**THE REQUEST:**
Which lines have the string "this"? Copy all of them from the entries below.

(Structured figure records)
------------------------
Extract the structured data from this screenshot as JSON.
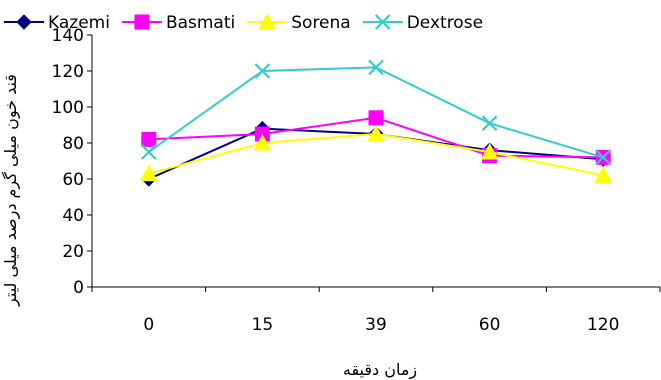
{
  "chart_data": {
    "type": "line",
    "title": "",
    "xlabel": "زمان دقیقه",
    "ylabel": "قند خون میلی گرم درصد میلی لیتر",
    "categories": [
      "0",
      "15",
      "39",
      "60",
      "120"
    ],
    "ylim": [
      0,
      140
    ],
    "yticks": [
      0,
      20,
      40,
      60,
      80,
      100,
      120,
      140
    ],
    "grid": false,
    "legend_position": "top",
    "series": [
      {
        "name": "Kazemi",
        "values": [
          60,
          88,
          85,
          76,
          71
        ],
        "color": "#000080",
        "marker": "diamond"
      },
      {
        "name": "Basmati",
        "values": [
          82,
          85,
          94,
          73,
          72
        ],
        "color": "#FF00FF",
        "marker": "square"
      },
      {
        "name": "Sorena",
        "values": [
          63,
          80,
          85,
          75,
          62
        ],
        "color": "#FFFF00",
        "marker": "triangle"
      },
      {
        "name": "Dextrose",
        "values": [
          75,
          120,
          122,
          91,
          72
        ],
        "color": "#33CCCC",
        "marker": "x"
      }
    ]
  }
}
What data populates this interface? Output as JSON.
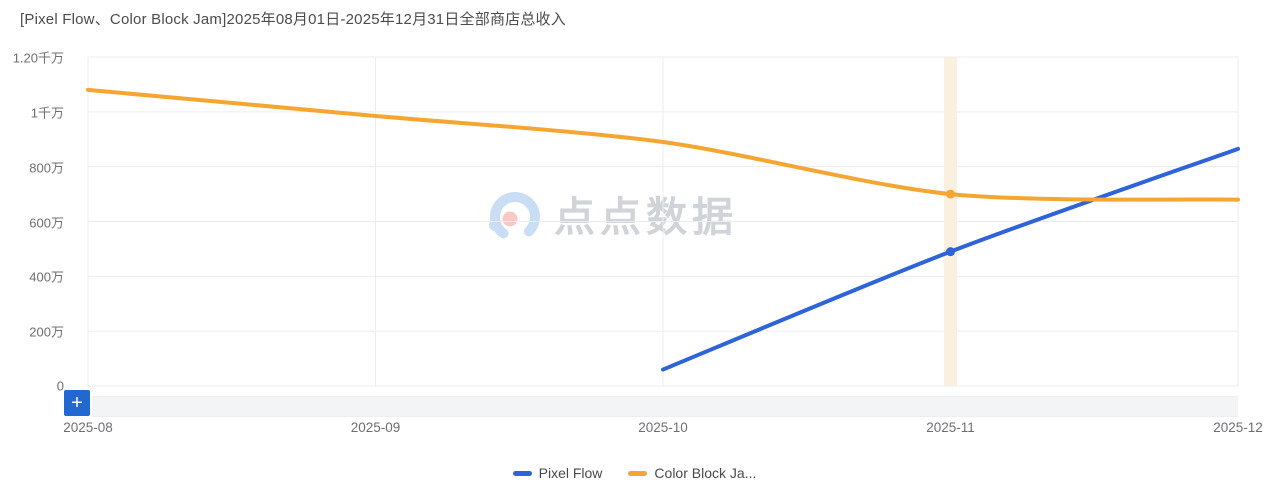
{
  "title": "[Pixel Flow、Color Block Jam]2025年08月01日-2025年12月31日全部商店总收入",
  "watermark": {
    "brand": "点点数据"
  },
  "toolbar": {
    "add_button_label": "+",
    "add_button_color": "#2368d0"
  },
  "colors": {
    "pixel_flow_blue": "#2e63d9",
    "color_block_orange": "#f5a632",
    "highlight_band": "#faf0e0",
    "gridline": "#ededf1"
  },
  "legend": {
    "position": "bottom-center",
    "items": [
      {
        "label": "Pixel Flow",
        "color": "#2e63d9"
      },
      {
        "label": "Color Block Ja...",
        "color": "#f5a632"
      }
    ]
  },
  "chart_data": {
    "type": "line",
    "title": "[Pixel Flow、Color Block Jam]2025年08月01日-2025年12月31日全部商店总收入",
    "unit": "万",
    "categories": [
      "2025-08",
      "2025-09",
      "2025-10",
      "2025-11",
      "2025-12"
    ],
    "series": [
      {
        "name": "Pixel Flow",
        "color": "#2e63d9",
        "values": [
          null,
          null,
          60,
          490,
          865
        ]
      },
      {
        "name": "Color Block Jam",
        "color": "#f5a632",
        "values": [
          1080,
          985,
          890,
          700,
          680
        ]
      }
    ],
    "ylim": [
      0,
      1200
    ],
    "ytick_values": [
      0,
      200,
      400,
      600,
      800,
      1000,
      1200
    ],
    "ytick_labels": [
      "0",
      "200万",
      "400万",
      "600万",
      "800万",
      "1千万",
      "1.20千万"
    ],
    "xlabel": "",
    "ylabel": "",
    "grid": true,
    "legend_position": "bottom",
    "highlight_category": "2025-11",
    "highlight_color": "#faf0e0",
    "marked_points": [
      {
        "series": "Pixel Flow",
        "category": "2025-11",
        "value": 490
      },
      {
        "series": "Color Block Jam",
        "category": "2025-11",
        "value": 700
      }
    ]
  }
}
------------------------
**WRITTEN ANSWER:**
Extract the structured data from this screenshot as JSON.
What data populates this interface? Output as JSON.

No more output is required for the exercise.